■ **Work to complete**:
Output every record below exactly as it appears.
--- Data excerpts ---
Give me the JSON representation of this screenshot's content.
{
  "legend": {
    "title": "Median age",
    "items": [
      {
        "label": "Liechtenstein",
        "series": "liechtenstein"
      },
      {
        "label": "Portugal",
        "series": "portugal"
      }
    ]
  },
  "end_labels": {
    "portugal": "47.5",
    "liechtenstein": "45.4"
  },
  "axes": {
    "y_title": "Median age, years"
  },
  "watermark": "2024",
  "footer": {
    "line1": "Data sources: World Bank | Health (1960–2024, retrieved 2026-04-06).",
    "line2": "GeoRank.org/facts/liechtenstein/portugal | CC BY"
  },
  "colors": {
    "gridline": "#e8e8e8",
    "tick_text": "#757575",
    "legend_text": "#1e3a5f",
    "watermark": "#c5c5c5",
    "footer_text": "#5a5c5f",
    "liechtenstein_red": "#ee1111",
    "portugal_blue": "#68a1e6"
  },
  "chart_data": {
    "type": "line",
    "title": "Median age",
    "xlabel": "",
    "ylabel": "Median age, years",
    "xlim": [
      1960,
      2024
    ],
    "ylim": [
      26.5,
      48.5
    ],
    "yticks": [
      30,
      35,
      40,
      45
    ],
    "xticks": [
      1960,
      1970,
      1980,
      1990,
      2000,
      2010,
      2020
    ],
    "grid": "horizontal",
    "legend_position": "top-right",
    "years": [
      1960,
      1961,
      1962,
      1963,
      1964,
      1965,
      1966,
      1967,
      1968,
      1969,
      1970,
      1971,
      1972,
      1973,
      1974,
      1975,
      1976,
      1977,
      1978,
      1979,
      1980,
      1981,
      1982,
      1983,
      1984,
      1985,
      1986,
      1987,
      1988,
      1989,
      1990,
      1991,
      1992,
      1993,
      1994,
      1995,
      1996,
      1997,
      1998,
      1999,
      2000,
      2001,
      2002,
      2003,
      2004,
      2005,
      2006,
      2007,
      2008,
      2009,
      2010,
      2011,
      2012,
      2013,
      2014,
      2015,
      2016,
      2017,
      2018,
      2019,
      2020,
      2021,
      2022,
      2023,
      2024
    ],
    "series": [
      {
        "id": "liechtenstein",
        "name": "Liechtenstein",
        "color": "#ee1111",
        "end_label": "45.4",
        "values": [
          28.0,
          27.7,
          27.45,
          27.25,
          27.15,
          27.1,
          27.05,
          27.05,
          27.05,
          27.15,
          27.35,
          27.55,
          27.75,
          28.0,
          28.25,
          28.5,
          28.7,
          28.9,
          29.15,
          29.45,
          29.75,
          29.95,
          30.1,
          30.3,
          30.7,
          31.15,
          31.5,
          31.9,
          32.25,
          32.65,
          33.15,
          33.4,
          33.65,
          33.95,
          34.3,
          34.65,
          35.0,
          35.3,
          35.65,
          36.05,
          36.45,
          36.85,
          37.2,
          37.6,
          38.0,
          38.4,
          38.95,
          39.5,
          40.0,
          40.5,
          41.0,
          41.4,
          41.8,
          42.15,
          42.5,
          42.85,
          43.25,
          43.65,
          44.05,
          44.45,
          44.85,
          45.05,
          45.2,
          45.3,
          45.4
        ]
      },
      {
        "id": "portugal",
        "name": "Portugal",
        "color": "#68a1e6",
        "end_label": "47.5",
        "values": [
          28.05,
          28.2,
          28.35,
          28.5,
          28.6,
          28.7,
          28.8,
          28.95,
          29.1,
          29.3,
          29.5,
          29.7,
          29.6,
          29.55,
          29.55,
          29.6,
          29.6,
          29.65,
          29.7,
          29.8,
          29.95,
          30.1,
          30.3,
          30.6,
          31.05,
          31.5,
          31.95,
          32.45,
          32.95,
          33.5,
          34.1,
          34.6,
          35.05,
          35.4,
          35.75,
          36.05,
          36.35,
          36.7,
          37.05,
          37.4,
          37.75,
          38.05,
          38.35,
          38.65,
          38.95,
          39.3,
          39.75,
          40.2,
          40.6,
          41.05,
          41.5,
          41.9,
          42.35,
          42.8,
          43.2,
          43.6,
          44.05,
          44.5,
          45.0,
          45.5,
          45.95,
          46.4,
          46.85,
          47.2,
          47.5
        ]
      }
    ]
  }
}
---
■ **Finished answer**:
Give me the JSON representation of this screenshot's content.
{
  "legend": {
    "title": "Median age",
    "items": [
      {
        "label": "Liechtenstein",
        "series": "liechtenstein"
      },
      {
        "label": "Portugal",
        "series": "portugal"
      }
    ]
  },
  "end_labels": {
    "portugal": "47.5",
    "liechtenstein": "45.4"
  },
  "axes": {
    "y_title": "Median age, years"
  },
  "watermark": "2024",
  "footer": {
    "line1": "Data sources: World Bank | Health (1960–2024, retrieved 2026-04-06).",
    "line2": "GeoRank.org/facts/liechtenstein/portugal | CC BY"
  },
  "colors": {
    "gridline": "#e8e8e8",
    "tick_text": "#757575",
    "legend_text": "#1e3a5f",
    "watermark": "#c5c5c5",
    "footer_text": "#5a5c5f",
    "liechtenstein_red": "#ee1111",
    "portugal_blue": "#68a1e6"
  },
  "chart_data": {
    "type": "line",
    "title": "Median age",
    "xlabel": "",
    "ylabel": "Median age, years",
    "xlim": [
      1960,
      2024
    ],
    "ylim": [
      26.5,
      48.5
    ],
    "yticks": [
      30,
      35,
      40,
      45
    ],
    "xticks": [
      1960,
      1970,
      1980,
      1990,
      2000,
      2010,
      2020
    ],
    "grid": "horizontal",
    "legend_position": "top-right",
    "years": [
      1960,
      1961,
      1962,
      1963,
      1964,
      1965,
      1966,
      1967,
      1968,
      1969,
      1970,
      1971,
      1972,
      1973,
      1974,
      1975,
      1976,
      1977,
      1978,
      1979,
      1980,
      1981,
      1982,
      1983,
      1984,
      1985,
      1986,
      1987,
      1988,
      1989,
      1990,
      1991,
      1992,
      1993,
      1994,
      1995,
      1996,
      1997,
      1998,
      1999,
      2000,
      2001,
      2002,
      2003,
      2004,
      2005,
      2006,
      2007,
      2008,
      2009,
      2010,
      2011,
      2012,
      2013,
      2014,
      2015,
      2016,
      2017,
      2018,
      2019,
      2020,
      2021,
      2022,
      2023,
      2024
    ],
    "series": [
      {
        "id": "liechtenstein",
        "name": "Liechtenstein",
        "color": "#ee1111",
        "end_label": "45.4",
        "values": [
          28.0,
          27.7,
          27.45,
          27.25,
          27.15,
          27.1,
          27.05,
          27.05,
          27.05,
          27.15,
          27.35,
          27.55,
          27.75,
          28.0,
          28.25,
          28.5,
          28.7,
          28.9,
          29.15,
          29.45,
          29.75,
          29.95,
          30.1,
          30.3,
          30.7,
          31.15,
          31.5,
          31.9,
          32.25,
          32.65,
          33.15,
          33.4,
          33.65,
          33.95,
          34.3,
          34.65,
          35.0,
          35.3,
          35.65,
          36.05,
          36.45,
          36.85,
          37.2,
          37.6,
          38.0,
          38.4,
          38.95,
          39.5,
          40.0,
          40.5,
          41.0,
          41.4,
          41.8,
          42.15,
          42.5,
          42.85,
          43.25,
          43.65,
          44.05,
          44.45,
          44.85,
          45.05,
          45.2,
          45.3,
          45.4
        ]
      },
      {
        "id": "portugal",
        "name": "Portugal",
        "color": "#68a1e6",
        "end_label": "47.5",
        "values": [
          28.05,
          28.2,
          28.35,
          28.5,
          28.6,
          28.7,
          28.8,
          28.95,
          29.1,
          29.3,
          29.5,
          29.7,
          29.6,
          29.55,
          29.55,
          29.6,
          29.6,
          29.65,
          29.7,
          29.8,
          29.95,
          30.1,
          30.3,
          30.6,
          31.05,
          31.5,
          31.95,
          32.45,
          32.95,
          33.5,
          34.1,
          34.6,
          35.05,
          35.4,
          35.75,
          36.05,
          36.35,
          36.7,
          37.05,
          37.4,
          37.75,
          38.05,
          38.35,
          38.65,
          38.95,
          39.3,
          39.75,
          40.2,
          40.6,
          41.05,
          41.5,
          41.9,
          42.35,
          42.8,
          43.2,
          43.6,
          44.05,
          44.5,
          45.0,
          45.5,
          45.95,
          46.4,
          46.85,
          47.2,
          47.5
        ]
      }
    ]
  }
}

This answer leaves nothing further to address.